### DATA FOR PROCESSING
______

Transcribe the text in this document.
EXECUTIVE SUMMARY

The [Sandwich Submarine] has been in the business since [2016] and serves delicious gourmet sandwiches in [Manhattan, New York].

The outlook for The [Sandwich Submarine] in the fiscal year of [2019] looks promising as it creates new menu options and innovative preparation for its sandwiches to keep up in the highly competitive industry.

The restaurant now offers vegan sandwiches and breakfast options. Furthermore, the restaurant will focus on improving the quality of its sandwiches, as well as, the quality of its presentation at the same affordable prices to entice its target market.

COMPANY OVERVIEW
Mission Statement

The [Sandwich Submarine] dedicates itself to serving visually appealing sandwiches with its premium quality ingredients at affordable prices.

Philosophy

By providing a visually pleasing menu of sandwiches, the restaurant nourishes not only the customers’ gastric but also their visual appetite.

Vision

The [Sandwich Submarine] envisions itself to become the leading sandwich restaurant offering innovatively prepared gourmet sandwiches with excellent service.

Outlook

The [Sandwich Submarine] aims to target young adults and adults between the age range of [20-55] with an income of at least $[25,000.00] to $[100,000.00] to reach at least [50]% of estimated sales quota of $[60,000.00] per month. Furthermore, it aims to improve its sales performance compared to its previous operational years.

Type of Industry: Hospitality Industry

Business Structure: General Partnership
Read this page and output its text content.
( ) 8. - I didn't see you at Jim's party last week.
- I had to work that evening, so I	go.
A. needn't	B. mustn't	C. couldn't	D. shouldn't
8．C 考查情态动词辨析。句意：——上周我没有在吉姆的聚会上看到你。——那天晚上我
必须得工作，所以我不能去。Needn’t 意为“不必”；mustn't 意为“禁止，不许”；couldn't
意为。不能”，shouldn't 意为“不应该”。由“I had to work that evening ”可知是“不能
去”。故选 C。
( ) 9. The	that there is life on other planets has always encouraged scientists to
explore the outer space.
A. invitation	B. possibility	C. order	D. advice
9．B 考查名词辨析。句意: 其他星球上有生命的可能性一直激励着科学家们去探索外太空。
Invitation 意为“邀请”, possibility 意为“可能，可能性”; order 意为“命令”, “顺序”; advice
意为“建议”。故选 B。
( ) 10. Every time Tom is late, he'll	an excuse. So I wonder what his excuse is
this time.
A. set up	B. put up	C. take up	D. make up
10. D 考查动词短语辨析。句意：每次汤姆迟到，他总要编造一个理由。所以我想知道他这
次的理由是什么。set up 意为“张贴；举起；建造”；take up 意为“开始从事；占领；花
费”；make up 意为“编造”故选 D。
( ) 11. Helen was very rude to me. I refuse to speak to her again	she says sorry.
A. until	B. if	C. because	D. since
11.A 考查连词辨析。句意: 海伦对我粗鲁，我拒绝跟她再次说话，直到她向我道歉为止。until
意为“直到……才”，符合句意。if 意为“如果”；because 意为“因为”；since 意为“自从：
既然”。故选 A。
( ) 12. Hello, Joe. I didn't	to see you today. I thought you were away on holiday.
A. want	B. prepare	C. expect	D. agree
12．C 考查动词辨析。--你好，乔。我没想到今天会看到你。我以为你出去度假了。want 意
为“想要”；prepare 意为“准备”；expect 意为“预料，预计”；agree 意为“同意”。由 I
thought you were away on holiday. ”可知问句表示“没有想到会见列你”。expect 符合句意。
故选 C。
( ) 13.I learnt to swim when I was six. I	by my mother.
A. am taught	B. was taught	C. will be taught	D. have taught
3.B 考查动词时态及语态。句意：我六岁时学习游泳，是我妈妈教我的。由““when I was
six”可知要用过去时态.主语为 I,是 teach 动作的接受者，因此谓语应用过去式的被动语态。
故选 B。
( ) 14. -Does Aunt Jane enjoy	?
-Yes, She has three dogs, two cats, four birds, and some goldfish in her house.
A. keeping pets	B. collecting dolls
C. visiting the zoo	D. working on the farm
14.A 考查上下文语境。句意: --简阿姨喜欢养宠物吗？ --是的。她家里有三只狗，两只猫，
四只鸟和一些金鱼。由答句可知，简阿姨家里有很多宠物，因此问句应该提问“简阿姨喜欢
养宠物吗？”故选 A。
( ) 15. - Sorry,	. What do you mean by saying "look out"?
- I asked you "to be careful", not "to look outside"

______

### GIVEN INSTRUCTION
From the entries above, copy out every line where the string "time" appears.

### SOLVED EXERCISE
( ) 10. Every time Tom is late, he'll	an excuse. So I wonder what his excuse is
this time.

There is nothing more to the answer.